GOAL: Would you extract the whole listing below and retype it exactly?

##### PROVIDED MATERIAL #####

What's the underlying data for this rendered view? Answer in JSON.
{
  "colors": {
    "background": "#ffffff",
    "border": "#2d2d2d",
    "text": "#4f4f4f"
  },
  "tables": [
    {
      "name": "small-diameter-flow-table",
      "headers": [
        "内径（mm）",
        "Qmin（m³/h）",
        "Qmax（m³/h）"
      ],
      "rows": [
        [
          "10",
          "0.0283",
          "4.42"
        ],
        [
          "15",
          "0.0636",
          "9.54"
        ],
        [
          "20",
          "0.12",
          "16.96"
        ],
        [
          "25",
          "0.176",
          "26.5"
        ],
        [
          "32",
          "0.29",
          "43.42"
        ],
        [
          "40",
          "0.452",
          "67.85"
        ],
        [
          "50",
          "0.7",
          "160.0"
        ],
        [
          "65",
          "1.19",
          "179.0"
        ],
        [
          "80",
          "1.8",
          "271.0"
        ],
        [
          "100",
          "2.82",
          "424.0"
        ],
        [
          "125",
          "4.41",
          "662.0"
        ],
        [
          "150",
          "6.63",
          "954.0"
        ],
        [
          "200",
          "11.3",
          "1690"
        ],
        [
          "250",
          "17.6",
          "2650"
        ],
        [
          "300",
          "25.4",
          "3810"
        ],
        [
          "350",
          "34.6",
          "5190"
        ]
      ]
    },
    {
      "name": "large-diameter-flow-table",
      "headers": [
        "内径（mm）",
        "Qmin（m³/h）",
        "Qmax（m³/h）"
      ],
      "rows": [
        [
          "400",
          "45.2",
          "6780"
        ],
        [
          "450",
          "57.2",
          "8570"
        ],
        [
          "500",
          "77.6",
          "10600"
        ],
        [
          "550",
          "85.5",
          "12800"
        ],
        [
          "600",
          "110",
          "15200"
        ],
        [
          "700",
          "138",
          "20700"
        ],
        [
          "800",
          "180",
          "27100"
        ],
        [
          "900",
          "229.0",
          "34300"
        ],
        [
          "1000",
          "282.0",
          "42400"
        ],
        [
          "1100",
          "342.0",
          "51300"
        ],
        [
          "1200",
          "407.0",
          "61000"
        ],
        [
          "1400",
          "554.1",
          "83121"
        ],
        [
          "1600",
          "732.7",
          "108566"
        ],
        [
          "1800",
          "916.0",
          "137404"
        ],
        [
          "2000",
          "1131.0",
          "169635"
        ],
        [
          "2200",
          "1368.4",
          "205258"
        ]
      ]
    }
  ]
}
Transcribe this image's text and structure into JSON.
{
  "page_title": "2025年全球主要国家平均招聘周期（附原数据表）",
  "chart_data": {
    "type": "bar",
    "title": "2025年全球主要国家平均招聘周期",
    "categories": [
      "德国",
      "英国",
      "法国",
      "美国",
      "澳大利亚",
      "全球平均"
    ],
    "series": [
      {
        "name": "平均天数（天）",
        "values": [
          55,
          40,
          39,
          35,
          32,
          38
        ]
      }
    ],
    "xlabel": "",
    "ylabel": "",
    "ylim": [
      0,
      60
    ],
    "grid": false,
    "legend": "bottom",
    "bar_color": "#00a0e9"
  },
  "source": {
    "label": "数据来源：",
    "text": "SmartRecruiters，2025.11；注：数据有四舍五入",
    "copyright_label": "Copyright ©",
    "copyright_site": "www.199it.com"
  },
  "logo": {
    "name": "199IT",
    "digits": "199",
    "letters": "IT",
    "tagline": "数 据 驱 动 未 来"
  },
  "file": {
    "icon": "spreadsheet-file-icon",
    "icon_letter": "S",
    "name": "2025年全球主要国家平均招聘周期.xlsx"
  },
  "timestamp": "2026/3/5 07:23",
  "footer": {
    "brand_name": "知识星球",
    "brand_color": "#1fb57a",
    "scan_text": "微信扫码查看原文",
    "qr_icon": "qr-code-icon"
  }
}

#####

THE COMPLETED TASK:
What's the underlying data for this rendered view? Answer in JSON.
{
  "colors": {
    "background": "#ffffff",
    "border": "#2d2d2d",
    "text": "#4f4f4f"
  },
  "tables": [
    {
      "name": "small-diameter-flow-table",
      "headers": [
        "内径（mm）",
        "Qmin（m³/h）",
        "Qmax（m³/h）"
      ],
      "rows": [
        [
          "10",
          "0.0283",
          "4.42"
        ],
        [
          "15",
          "0.0636",
          "9.54"
        ],
        [
          "20",
          "0.12",
          "16.96"
        ],
        [
          "25",
          "0.176",
          "26.5"
        ],
        [
          "32",
          "0.29",
          "43.42"
        ],
        [
          "40",
          "0.452",
          "67.85"
        ],
        [
          "50",
          "0.7",
          "160.0"
        ],
        [
          "65",
          "1.19",
          "179.0"
        ],
        [
          "80",
          "1.8",
          "271.0"
        ],
        [
          "100",
          "2.82",
          "424.0"
        ],
        [
          "125",
          "4.41",
          "662.0"
        ],
        [
          "150",
          "6.63",
          "954.0"
        ],
        [
          "200",
          "11.3",
          "1690"
        ],
        [
          "250",
          "17.6",
          "2650"
        ],
        [
          "300",
          "25.4",
          "3810"
        ],
        [
          "350",
          "34.6",
          "5190"
        ]
      ]
    },
    {
      "name": "large-diameter-flow-table",
      "headers": [
        "内径（mm）",
        "Qmin（m³/h）",
        "Qmax（m³/h）"
      ],
      "rows": [
        [
          "400",
          "45.2",
          "6780"
        ],
        [
          "450",
          "57.2",
          "8570"
        ],
        [
          "500",
          "77.6",
          "10600"
        ],
        [
          "550",
          "85.5",
          "12800"
        ],
        [
          "600",
          "110",
          "15200"
        ],
        [
          "700",
          "138",
          "20700"
        ],
        [
          "800",
          "180",
          "27100"
        ],
        [
          "900",
          "229.0",
          "34300"
        ],
        [
          "1000",
          "282.0",
          "42400"
        ],
        [
          "1100",
          "342.0",
          "51300"
        ],
        [
          "1200",
          "407.0",
          "61000"
        ],
        [
          "1400",
          "554.1",
          "83121"
        ],
        [
          "1600",
          "732.7",
          "108566"
        ],
        [
          "1800",
          "916.0",
          "137404"
        ],
        [
          "2000",
          "1131.0",
          "169635"
        ],
        [
          "2200",
          "1368.4",
          "205258"
        ]
      ]
    }
  ]
}
Transcribe this image's text and structure into JSON.
{
  "page_title": "2025年全球主要国家平均招聘周期（附原数据表）",
  "chart_data": {
    "type": "bar",
    "title": "2025年全球主要国家平均招聘周期",
    "categories": [
      "德国",
      "英国",
      "法国",
      "美国",
      "澳大利亚",
      "全球平均"
    ],
    "series": [
      {
        "name": "平均天数（天）",
        "values": [
          55,
          40,
          39,
          35,
          32,
          38
        ]
      }
    ],
    "xlabel": "",
    "ylabel": "",
    "ylim": [
      0,
      60
    ],
    "grid": false,
    "legend": "bottom",
    "bar_color": "#00a0e9"
  },
  "source": {
    "label": "数据来源：",
    "text": "SmartRecruiters，2025.11；注：数据有四舍五入",
    "copyright_label": "Copyright ©",
    "copyright_site": "www.199it.com"
  },
  "logo": {
    "name": "199IT",
    "digits": "199",
    "letters": "IT",
    "tagline": "数 据 驱 动 未 来"
  },
  "file": {
    "icon": "spreadsheet-file-icon",
    "icon_letter": "S",
    "name": "2025年全球主要国家平均招聘周期.xlsx"
  },
  "timestamp": "2026/3/5 07:23",
  "footer": {
    "brand_name": "知识星球",
    "brand_color": "#1fb57a",
    "scan_text": "微信扫码查看原文",
    "qr_icon": "qr-code-icon"
  }
}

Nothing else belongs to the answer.